◆ TASK ◆
From the entries that follow, extract each line holding the string "滴管滴加操作正确".

Data listing:
=-=-=-=-=
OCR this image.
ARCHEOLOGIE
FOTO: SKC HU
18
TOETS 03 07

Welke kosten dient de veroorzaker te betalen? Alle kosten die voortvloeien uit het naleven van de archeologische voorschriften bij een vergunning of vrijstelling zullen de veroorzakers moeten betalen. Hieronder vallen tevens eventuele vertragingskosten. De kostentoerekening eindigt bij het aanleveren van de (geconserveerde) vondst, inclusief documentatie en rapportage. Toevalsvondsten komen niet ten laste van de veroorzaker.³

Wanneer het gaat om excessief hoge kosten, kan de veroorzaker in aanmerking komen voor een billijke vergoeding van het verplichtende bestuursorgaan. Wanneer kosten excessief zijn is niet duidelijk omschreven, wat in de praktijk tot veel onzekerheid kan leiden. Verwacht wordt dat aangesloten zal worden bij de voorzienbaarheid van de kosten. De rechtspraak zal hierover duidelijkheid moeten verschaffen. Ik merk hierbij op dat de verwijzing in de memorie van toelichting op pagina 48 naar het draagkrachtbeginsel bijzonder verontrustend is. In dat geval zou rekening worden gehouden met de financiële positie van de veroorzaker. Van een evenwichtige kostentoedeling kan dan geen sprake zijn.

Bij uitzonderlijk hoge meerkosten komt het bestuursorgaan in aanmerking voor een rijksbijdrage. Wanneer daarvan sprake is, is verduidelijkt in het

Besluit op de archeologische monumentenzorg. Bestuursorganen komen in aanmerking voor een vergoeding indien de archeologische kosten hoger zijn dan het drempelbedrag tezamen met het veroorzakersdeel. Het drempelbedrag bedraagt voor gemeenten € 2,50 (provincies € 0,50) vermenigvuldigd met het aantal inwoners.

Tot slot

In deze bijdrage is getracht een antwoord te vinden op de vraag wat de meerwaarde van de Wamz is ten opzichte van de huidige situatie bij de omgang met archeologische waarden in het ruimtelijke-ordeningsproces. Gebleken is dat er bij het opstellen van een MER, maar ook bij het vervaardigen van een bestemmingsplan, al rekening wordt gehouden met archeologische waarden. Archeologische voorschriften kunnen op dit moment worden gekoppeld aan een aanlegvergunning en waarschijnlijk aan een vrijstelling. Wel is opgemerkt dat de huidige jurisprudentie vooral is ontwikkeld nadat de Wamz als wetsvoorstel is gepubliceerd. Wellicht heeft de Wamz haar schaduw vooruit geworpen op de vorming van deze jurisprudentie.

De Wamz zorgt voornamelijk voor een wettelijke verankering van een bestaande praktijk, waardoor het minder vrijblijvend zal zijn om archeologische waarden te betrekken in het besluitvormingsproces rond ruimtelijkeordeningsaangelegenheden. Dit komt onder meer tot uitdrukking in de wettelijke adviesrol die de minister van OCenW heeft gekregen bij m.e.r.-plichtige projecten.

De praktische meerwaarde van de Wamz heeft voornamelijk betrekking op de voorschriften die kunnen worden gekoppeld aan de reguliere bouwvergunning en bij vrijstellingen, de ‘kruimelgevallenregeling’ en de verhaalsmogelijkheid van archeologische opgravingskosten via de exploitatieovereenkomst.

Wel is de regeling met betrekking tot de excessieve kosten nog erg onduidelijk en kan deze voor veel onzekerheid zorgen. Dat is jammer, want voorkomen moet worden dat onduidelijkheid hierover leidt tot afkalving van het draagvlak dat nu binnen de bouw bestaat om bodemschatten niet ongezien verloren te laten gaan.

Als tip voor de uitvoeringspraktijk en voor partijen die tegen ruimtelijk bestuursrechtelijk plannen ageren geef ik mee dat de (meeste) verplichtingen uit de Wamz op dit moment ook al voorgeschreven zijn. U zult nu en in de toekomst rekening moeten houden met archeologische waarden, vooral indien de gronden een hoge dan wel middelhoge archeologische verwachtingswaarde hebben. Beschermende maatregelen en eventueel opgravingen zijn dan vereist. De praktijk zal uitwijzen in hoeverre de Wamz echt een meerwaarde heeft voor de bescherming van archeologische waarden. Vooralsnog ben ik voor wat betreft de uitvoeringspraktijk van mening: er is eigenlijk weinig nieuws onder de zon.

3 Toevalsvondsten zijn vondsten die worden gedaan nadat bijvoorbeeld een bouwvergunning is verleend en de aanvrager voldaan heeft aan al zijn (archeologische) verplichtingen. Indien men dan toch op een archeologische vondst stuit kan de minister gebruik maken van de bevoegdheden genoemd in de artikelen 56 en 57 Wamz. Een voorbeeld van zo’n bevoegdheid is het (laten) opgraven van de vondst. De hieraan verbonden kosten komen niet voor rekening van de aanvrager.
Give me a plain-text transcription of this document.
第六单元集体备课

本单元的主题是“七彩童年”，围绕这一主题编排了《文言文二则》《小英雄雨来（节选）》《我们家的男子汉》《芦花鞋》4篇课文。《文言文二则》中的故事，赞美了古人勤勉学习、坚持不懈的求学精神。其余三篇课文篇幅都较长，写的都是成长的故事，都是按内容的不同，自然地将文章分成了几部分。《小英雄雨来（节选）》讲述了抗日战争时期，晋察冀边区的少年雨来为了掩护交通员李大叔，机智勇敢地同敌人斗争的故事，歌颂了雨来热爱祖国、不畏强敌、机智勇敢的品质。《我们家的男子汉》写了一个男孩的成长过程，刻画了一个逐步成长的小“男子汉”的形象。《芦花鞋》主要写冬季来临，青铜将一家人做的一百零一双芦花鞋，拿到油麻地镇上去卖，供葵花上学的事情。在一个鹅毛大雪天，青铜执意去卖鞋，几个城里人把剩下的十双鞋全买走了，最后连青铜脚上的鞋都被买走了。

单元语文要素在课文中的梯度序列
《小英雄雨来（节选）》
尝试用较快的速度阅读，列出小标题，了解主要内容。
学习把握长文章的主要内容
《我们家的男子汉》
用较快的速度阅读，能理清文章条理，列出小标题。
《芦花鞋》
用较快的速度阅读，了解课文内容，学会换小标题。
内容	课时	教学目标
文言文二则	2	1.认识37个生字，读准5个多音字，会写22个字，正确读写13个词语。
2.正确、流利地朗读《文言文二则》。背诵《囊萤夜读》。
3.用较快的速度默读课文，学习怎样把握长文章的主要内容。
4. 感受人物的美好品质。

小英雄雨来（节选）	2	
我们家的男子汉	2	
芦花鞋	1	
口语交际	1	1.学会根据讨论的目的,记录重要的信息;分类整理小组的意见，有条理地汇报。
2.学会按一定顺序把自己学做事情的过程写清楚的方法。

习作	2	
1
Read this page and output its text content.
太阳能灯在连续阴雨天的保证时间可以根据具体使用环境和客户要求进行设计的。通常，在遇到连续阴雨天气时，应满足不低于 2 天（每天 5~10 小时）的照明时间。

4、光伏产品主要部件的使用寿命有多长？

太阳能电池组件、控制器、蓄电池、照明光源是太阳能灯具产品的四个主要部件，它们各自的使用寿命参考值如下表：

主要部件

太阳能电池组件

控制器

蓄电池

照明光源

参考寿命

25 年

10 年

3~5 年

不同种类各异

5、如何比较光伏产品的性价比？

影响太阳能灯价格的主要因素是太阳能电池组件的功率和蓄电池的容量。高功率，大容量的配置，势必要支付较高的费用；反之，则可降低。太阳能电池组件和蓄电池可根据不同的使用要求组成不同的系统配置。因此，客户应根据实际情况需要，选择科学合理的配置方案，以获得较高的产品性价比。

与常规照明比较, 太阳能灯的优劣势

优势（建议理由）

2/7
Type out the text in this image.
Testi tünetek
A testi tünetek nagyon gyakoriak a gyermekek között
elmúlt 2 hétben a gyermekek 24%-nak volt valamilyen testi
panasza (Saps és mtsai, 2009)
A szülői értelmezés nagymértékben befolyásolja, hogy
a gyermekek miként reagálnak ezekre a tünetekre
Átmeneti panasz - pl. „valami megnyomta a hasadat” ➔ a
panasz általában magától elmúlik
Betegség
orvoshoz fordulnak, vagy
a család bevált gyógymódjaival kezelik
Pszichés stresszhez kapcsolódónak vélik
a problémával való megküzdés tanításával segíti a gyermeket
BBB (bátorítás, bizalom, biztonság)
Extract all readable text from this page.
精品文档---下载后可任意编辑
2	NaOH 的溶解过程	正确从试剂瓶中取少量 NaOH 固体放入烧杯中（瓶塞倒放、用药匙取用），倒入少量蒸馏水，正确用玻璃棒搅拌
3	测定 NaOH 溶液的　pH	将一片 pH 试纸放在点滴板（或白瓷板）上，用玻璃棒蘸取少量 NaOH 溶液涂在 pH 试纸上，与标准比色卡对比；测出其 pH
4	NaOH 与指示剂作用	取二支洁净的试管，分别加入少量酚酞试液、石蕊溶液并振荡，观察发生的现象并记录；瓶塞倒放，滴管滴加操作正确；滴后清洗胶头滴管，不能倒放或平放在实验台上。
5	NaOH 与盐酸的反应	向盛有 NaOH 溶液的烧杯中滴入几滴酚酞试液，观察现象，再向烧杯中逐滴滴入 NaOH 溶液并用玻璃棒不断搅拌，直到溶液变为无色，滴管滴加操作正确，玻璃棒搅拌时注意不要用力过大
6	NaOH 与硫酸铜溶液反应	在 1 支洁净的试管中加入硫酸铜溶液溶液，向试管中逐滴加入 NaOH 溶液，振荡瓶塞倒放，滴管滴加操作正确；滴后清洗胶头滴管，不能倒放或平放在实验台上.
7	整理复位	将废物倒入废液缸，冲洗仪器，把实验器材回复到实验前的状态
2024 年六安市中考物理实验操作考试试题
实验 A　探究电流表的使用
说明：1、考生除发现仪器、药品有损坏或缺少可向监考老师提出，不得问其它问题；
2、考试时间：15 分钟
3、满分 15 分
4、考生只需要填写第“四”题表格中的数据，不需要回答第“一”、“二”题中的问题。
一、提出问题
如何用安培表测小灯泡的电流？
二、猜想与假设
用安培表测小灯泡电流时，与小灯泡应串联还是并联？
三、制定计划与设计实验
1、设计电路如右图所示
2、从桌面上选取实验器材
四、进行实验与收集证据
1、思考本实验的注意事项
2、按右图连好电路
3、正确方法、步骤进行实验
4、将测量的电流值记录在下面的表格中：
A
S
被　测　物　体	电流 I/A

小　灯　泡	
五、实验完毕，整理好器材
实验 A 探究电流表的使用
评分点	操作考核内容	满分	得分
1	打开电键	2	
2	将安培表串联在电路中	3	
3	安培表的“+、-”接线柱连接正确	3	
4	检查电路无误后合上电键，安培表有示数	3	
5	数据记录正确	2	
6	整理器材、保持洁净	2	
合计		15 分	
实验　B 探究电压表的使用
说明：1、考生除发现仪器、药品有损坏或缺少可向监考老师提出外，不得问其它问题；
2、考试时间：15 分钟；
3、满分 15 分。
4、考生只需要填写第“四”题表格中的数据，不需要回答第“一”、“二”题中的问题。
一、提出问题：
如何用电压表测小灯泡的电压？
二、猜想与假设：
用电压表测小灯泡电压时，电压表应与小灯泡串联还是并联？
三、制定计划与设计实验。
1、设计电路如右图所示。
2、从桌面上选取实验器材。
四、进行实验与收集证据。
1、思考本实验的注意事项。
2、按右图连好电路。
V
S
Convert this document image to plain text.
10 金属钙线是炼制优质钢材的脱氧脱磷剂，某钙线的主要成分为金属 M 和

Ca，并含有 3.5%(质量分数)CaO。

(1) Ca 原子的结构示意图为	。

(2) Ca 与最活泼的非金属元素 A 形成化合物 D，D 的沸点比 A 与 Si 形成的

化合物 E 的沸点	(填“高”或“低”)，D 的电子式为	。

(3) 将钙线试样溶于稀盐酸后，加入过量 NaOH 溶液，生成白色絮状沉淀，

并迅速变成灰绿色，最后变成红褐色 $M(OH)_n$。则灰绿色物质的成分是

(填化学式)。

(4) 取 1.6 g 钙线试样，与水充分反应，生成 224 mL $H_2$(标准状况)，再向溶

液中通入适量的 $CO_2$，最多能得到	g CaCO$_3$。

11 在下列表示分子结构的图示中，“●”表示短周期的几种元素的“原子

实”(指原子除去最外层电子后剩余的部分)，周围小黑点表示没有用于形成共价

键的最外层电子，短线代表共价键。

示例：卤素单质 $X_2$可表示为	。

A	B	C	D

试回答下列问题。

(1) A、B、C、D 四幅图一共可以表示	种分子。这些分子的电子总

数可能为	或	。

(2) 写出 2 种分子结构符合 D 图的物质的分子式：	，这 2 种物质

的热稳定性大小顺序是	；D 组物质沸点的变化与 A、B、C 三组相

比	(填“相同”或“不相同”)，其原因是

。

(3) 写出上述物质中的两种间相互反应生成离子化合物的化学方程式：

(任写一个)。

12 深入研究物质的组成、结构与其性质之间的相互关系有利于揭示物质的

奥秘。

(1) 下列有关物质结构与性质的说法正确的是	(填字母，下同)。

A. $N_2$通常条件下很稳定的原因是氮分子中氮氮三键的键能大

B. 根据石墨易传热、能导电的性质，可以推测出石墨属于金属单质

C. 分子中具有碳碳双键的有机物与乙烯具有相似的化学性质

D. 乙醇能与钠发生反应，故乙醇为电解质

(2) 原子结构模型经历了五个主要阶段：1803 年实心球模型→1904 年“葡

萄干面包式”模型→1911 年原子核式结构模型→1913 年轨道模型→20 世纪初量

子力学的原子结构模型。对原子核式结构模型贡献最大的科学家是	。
=-=-=-=-=
◆ TASK RESULT ◆
4	NaOH 与指示剂作用	取二支洁净的试管，分别加入少量酚酞试液、石蕊溶液并振荡，观察发生的现象并记录；瓶塞倒放，滴管滴加操作正确；滴后清洗胶头滴管，不能倒放或平放在实验台上。
5	NaOH 与盐酸的反应	向盛有 NaOH 溶液的烧杯中滴入几滴酚酞试液，观察现象，再向烧杯中逐滴滴入 NaOH 溶液并用玻璃棒不断搅拌，直到溶液变为无色，滴管滴加操作正确，玻璃棒搅拌时注意不要用力过大
6	NaOH 与硫酸铜溶液反应	在 1 支洁净的试管中加入硫酸铜溶液溶液，向试管中逐滴加入 NaOH 溶液，振荡瓶塞倒放，滴管滴加操作正确；滴后清洗胶头滴管，不能倒放或平放在实验台上.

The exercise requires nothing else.